- _Source data_

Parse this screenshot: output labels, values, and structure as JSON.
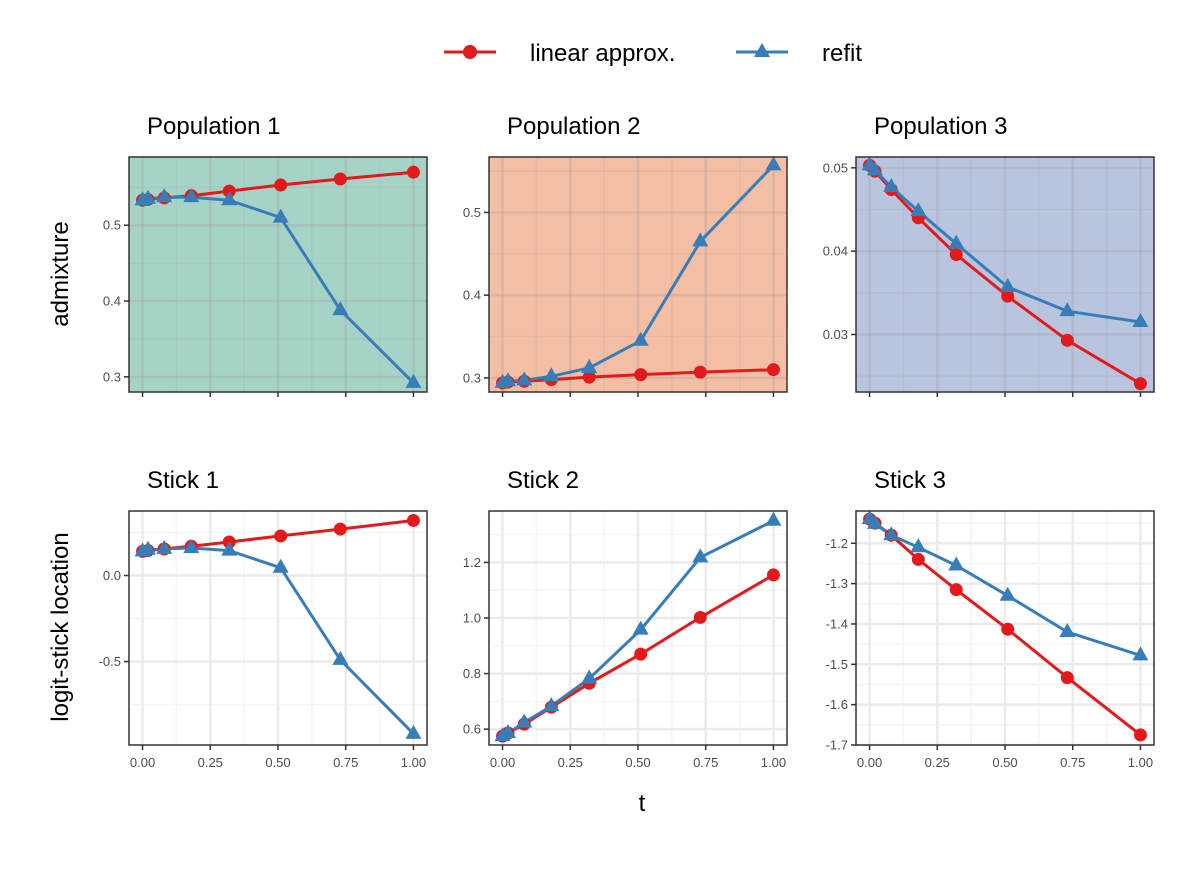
{
  "legend": {
    "position": "top",
    "entries": [
      {
        "label": "linear approx.",
        "color": "#e31a1c",
        "marker": "circle"
      },
      {
        "label": "refit",
        "color": "#377eb8",
        "marker": "triangle"
      }
    ]
  },
  "labels": {
    "ylabel_top": "admixture",
    "ylabel_bottom": "logit-stick location",
    "xlabel": "t"
  },
  "chart_data": [
    {
      "type": "line",
      "title": "Population 1",
      "background": "#a6d3c7",
      "grid": "light",
      "x": [
        0,
        0.02,
        0.08,
        0.18,
        0.32,
        0.51,
        0.73,
        1.0
      ],
      "xlim": [
        -0.05,
        1.05
      ],
      "ylim": [
        0.28,
        0.59
      ],
      "xticks": [
        0,
        0.25,
        0.5,
        0.75,
        1.0
      ],
      "xtick_labels": [
        "",
        "",
        "",
        "",
        ""
      ],
      "yticks": [
        0.3,
        0.4,
        0.5
      ],
      "ytick_labels": [
        "0.3",
        "0.4",
        "0.5"
      ],
      "series": [
        {
          "name": "linear approx.",
          "values": [
            0.533,
            0.534,
            0.536,
            0.539,
            0.545,
            0.553,
            0.561,
            0.57
          ]
        },
        {
          "name": "refit",
          "values": [
            0.533,
            0.535,
            0.537,
            0.537,
            0.533,
            0.51,
            0.388,
            0.292
          ]
        }
      ]
    },
    {
      "type": "line",
      "title": "Population 2",
      "background": "#f4bea5",
      "grid": "light",
      "x": [
        0,
        0.02,
        0.08,
        0.18,
        0.32,
        0.51,
        0.73,
        1.0
      ],
      "xlim": [
        -0.05,
        1.05
      ],
      "ylim": [
        0.283,
        0.567
      ],
      "xticks": [
        0,
        0.25,
        0.5,
        0.75,
        1.0
      ],
      "xtick_labels": [
        "",
        "",
        "",
        "",
        ""
      ],
      "yticks": [
        0.3,
        0.4,
        0.5
      ],
      "ytick_labels": [
        "0.3",
        "0.4",
        "0.5"
      ],
      "series": [
        {
          "name": "linear approx.",
          "values": [
            0.294,
            0.295,
            0.296,
            0.298,
            0.301,
            0.304,
            0.307,
            0.31
          ]
        },
        {
          "name": "refit",
          "values": [
            0.294,
            0.296,
            0.297,
            0.302,
            0.312,
            0.345,
            0.465,
            0.557
          ]
        }
      ]
    },
    {
      "type": "line",
      "title": "Population 3",
      "background": "#b9c5df",
      "grid": "light",
      "x": [
        0,
        0.02,
        0.08,
        0.18,
        0.32,
        0.51,
        0.73,
        1.0
      ],
      "xlim": [
        -0.05,
        1.05
      ],
      "ylim": [
        0.0231,
        0.0513
      ],
      "xticks": [
        0,
        0.25,
        0.5,
        0.75,
        1.0
      ],
      "xtick_labels": [
        "",
        "",
        "",
        "",
        ""
      ],
      "yticks": [
        0.03,
        0.04,
        0.05
      ],
      "ytick_labels": [
        "0.03",
        "0.04",
        "0.05"
      ],
      "series": [
        {
          "name": "linear approx.",
          "values": [
            0.0503,
            0.0496,
            0.0474,
            0.044,
            0.0396,
            0.0346,
            0.0293,
            0.0241
          ]
        },
        {
          "name": "refit",
          "values": [
            0.0503,
            0.0497,
            0.0477,
            0.0448,
            0.0409,
            0.0357,
            0.0328,
            0.0315
          ]
        }
      ]
    },
    {
      "type": "line",
      "title": "Stick 1",
      "background": "#ffffff",
      "grid": "light",
      "x": [
        0,
        0.02,
        0.08,
        0.18,
        0.32,
        0.51,
        0.73,
        1.0
      ],
      "xlim": [
        -0.05,
        1.05
      ],
      "ylim": [
        -0.985,
        0.375
      ],
      "xticks": [
        0,
        0.25,
        0.5,
        0.75,
        1.0
      ],
      "xtick_labels": [
        "0.00",
        "0.25",
        "0.50",
        "0.75",
        "1.00"
      ],
      "yticks": [
        -0.5,
        0.0
      ],
      "ytick_labels": [
        "-0.5",
        "0.0"
      ],
      "series": [
        {
          "name": "linear approx.",
          "values": [
            0.14,
            0.145,
            0.155,
            0.17,
            0.195,
            0.23,
            0.27,
            0.32
          ]
        },
        {
          "name": "refit",
          "values": [
            0.14,
            0.15,
            0.155,
            0.16,
            0.145,
            0.045,
            -0.49,
            -0.92
          ]
        }
      ]
    },
    {
      "type": "line",
      "title": "Stick 2",
      "background": "#ffffff",
      "grid": "light",
      "x": [
        0,
        0.02,
        0.08,
        0.18,
        0.32,
        0.51,
        0.73,
        1.0
      ],
      "xlim": [
        -0.05,
        1.05
      ],
      "ylim": [
        0.543,
        1.385
      ],
      "xticks": [
        0,
        0.25,
        0.5,
        0.75,
        1.0
      ],
      "xtick_labels": [
        "0.00",
        "0.25",
        "0.50",
        "0.75",
        "1.00"
      ],
      "yticks": [
        0.6,
        0.8,
        1.0,
        1.2
      ],
      "ytick_labels": [
        "0.6",
        "0.8",
        "1.0",
        "1.2"
      ],
      "series": [
        {
          "name": "linear approx.",
          "values": [
            0.575,
            0.586,
            0.618,
            0.679,
            0.765,
            0.87,
            1.002,
            1.155
          ]
        },
        {
          "name": "refit",
          "values": [
            0.575,
            0.586,
            0.624,
            0.683,
            0.782,
            0.958,
            1.218,
            1.35
          ]
        }
      ]
    },
    {
      "type": "line",
      "title": "Stick 3",
      "background": "#ffffff",
      "grid": "light",
      "x": [
        0,
        0.02,
        0.08,
        0.18,
        0.32,
        0.51,
        0.73,
        1.0
      ],
      "xlim": [
        -0.05,
        1.05
      ],
      "ylim": [
        -1.7,
        -1.12
      ],
      "xticks": [
        0,
        0.25,
        0.5,
        0.75,
        1.0
      ],
      "xtick_labels": [
        "0.00",
        "0.25",
        "0.50",
        "0.75",
        "1.00"
      ],
      "yticks": [
        -1.7,
        -1.6,
        -1.5,
        -1.4,
        -1.3,
        -1.2
      ],
      "ytick_labels": [
        "-1.7",
        "-1.6",
        "-1.5",
        "-1.4",
        "-1.3",
        "-1.2"
      ],
      "series": [
        {
          "name": "linear approx.",
          "values": [
            -1.14,
            -1.15,
            -1.18,
            -1.24,
            -1.315,
            -1.413,
            -1.533,
            -1.675
          ]
        },
        {
          "name": "refit",
          "values": [
            -1.14,
            -1.152,
            -1.18,
            -1.21,
            -1.255,
            -1.33,
            -1.42,
            -1.478
          ]
        }
      ]
    }
  ]
}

- _Problem_
Leave the pictures out and output the rest of the listing exactly.

- _Result of the task_
Parse this screenshot: output labels, values, and structure as JSON.
{
  "legend": {
    "position": "top",
    "entries": [
      {
        "label": "linear approx.",
        "color": "#e31a1c",
        "marker": "circle"
      },
      {
        "label": "refit",
        "color": "#377eb8",
        "marker": "triangle"
      }
    ]
  },
  "labels": {
    "ylabel_top": "admixture",
    "ylabel_bottom": "logit-stick location",
    "xlabel": "t"
  },
  "chart_data": [
    {
      "type": "line",
      "title": "Population 1",
      "background": "#a6d3c7",
      "grid": "light",
      "x": [
        0,
        0.02,
        0.08,
        0.18,
        0.32,
        0.51,
        0.73,
        1.0
      ],
      "xlim": [
        -0.05,
        1.05
      ],
      "ylim": [
        0.28,
        0.59
      ],
      "xticks": [
        0,
        0.25,
        0.5,
        0.75,
        1.0
      ],
      "xtick_labels": [
        "",
        "",
        "",
        "",
        ""
      ],
      "yticks": [
        0.3,
        0.4,
        0.5
      ],
      "ytick_labels": [
        "0.3",
        "0.4",
        "0.5"
      ],
      "series": [
        {
          "name": "linear approx.",
          "values": [
            0.533,
            0.534,
            0.536,
            0.539,
            0.545,
            0.553,
            0.561,
            0.57
          ]
        },
        {
          "name": "refit",
          "values": [
            0.533,
            0.535,
            0.537,
            0.537,
            0.533,
            0.51,
            0.388,
            0.292
          ]
        }
      ]
    },
    {
      "type": "line",
      "title": "Population 2",
      "background": "#f4bea5",
      "grid": "light",
      "x": [
        0,
        0.02,
        0.08,
        0.18,
        0.32,
        0.51,
        0.73,
        1.0
      ],
      "xlim": [
        -0.05,
        1.05
      ],
      "ylim": [
        0.283,
        0.567
      ],
      "xticks": [
        0,
        0.25,
        0.5,
        0.75,
        1.0
      ],
      "xtick_labels": [
        "",
        "",
        "",
        "",
        ""
      ],
      "yticks": [
        0.3,
        0.4,
        0.5
      ],
      "ytick_labels": [
        "0.3",
        "0.4",
        "0.5"
      ],
      "series": [
        {
          "name": "linear approx.",
          "values": [
            0.294,
            0.295,
            0.296,
            0.298,
            0.301,
            0.304,
            0.307,
            0.31
          ]
        },
        {
          "name": "refit",
          "values": [
            0.294,
            0.296,
            0.297,
            0.302,
            0.312,
            0.345,
            0.465,
            0.557
          ]
        }
      ]
    },
    {
      "type": "line",
      "title": "Population 3",
      "background": "#b9c5df",
      "grid": "light",
      "x": [
        0,
        0.02,
        0.08,
        0.18,
        0.32,
        0.51,
        0.73,
        1.0
      ],
      "xlim": [
        -0.05,
        1.05
      ],
      "ylim": [
        0.0231,
        0.0513
      ],
      "xticks": [
        0,
        0.25,
        0.5,
        0.75,
        1.0
      ],
      "xtick_labels": [
        "",
        "",
        "",
        "",
        ""
      ],
      "yticks": [
        0.03,
        0.04,
        0.05
      ],
      "ytick_labels": [
        "0.03",
        "0.04",
        "0.05"
      ],
      "series": [
        {
          "name": "linear approx.",
          "values": [
            0.0503,
            0.0496,
            0.0474,
            0.044,
            0.0396,
            0.0346,
            0.0293,
            0.0241
          ]
        },
        {
          "name": "refit",
          "values": [
            0.0503,
            0.0497,
            0.0477,
            0.0448,
            0.0409,
            0.0357,
            0.0328,
            0.0315
          ]
        }
      ]
    },
    {
      "type": "line",
      "title": "Stick 1",
      "background": "#ffffff",
      "grid": "light",
      "x": [
        0,
        0.02,
        0.08,
        0.18,
        0.32,
        0.51,
        0.73,
        1.0
      ],
      "xlim": [
        -0.05,
        1.05
      ],
      "ylim": [
        -0.985,
        0.375
      ],
      "xticks": [
        0,
        0.25,
        0.5,
        0.75,
        1.0
      ],
      "xtick_labels": [
        "0.00",
        "0.25",
        "0.50",
        "0.75",
        "1.00"
      ],
      "yticks": [
        -0.5,
        0.0
      ],
      "ytick_labels": [
        "-0.5",
        "0.0"
      ],
      "series": [
        {
          "name": "linear approx.",
          "values": [
            0.14,
            0.145,
            0.155,
            0.17,
            0.195,
            0.23,
            0.27,
            0.32
          ]
        },
        {
          "name": "refit",
          "values": [
            0.14,
            0.15,
            0.155,
            0.16,
            0.145,
            0.045,
            -0.49,
            -0.92
          ]
        }
      ]
    },
    {
      "type": "line",
      "title": "Stick 2",
      "background": "#ffffff",
      "grid": "light",
      "x": [
        0,
        0.02,
        0.08,
        0.18,
        0.32,
        0.51,
        0.73,
        1.0
      ],
      "xlim": [
        -0.05,
        1.05
      ],
      "ylim": [
        0.543,
        1.385
      ],
      "xticks": [
        0,
        0.25,
        0.5,
        0.75,
        1.0
      ],
      "xtick_labels": [
        "0.00",
        "0.25",
        "0.50",
        "0.75",
        "1.00"
      ],
      "yticks": [
        0.6,
        0.8,
        1.0,
        1.2
      ],
      "ytick_labels": [
        "0.6",
        "0.8",
        "1.0",
        "1.2"
      ],
      "series": [
        {
          "name": "linear approx.",
          "values": [
            0.575,
            0.586,
            0.618,
            0.679,
            0.765,
            0.87,
            1.002,
            1.155
          ]
        },
        {
          "name": "refit",
          "values": [
            0.575,
            0.586,
            0.624,
            0.683,
            0.782,
            0.958,
            1.218,
            1.35
          ]
        }
      ]
    },
    {
      "type": "line",
      "title": "Stick 3",
      "background": "#ffffff",
      "grid": "light",
      "x": [
        0,
        0.02,
        0.08,
        0.18,
        0.32,
        0.51,
        0.73,
        1.0
      ],
      "xlim": [
        -0.05,
        1.05
      ],
      "ylim": [
        -1.7,
        -1.12
      ],
      "xticks": [
        0,
        0.25,
        0.5,
        0.75,
        1.0
      ],
      "xtick_labels": [
        "0.00",
        "0.25",
        "0.50",
        "0.75",
        "1.00"
      ],
      "yticks": [
        -1.7,
        -1.6,
        -1.5,
        -1.4,
        -1.3,
        -1.2
      ],
      "ytick_labels": [
        "-1.7",
        "-1.6",
        "-1.5",
        "-1.4",
        "-1.3",
        "-1.2"
      ],
      "series": [
        {
          "name": "linear approx.",
          "values": [
            -1.14,
            -1.15,
            -1.18,
            -1.24,
            -1.315,
            -1.413,
            -1.533,
            -1.675
          ]
        },
        {
          "name": "refit",
          "values": [
            -1.14,
            -1.152,
            -1.18,
            -1.21,
            -1.255,
            -1.33,
            -1.42,
            -1.478
          ]
        }
      ]
    }
  ]
}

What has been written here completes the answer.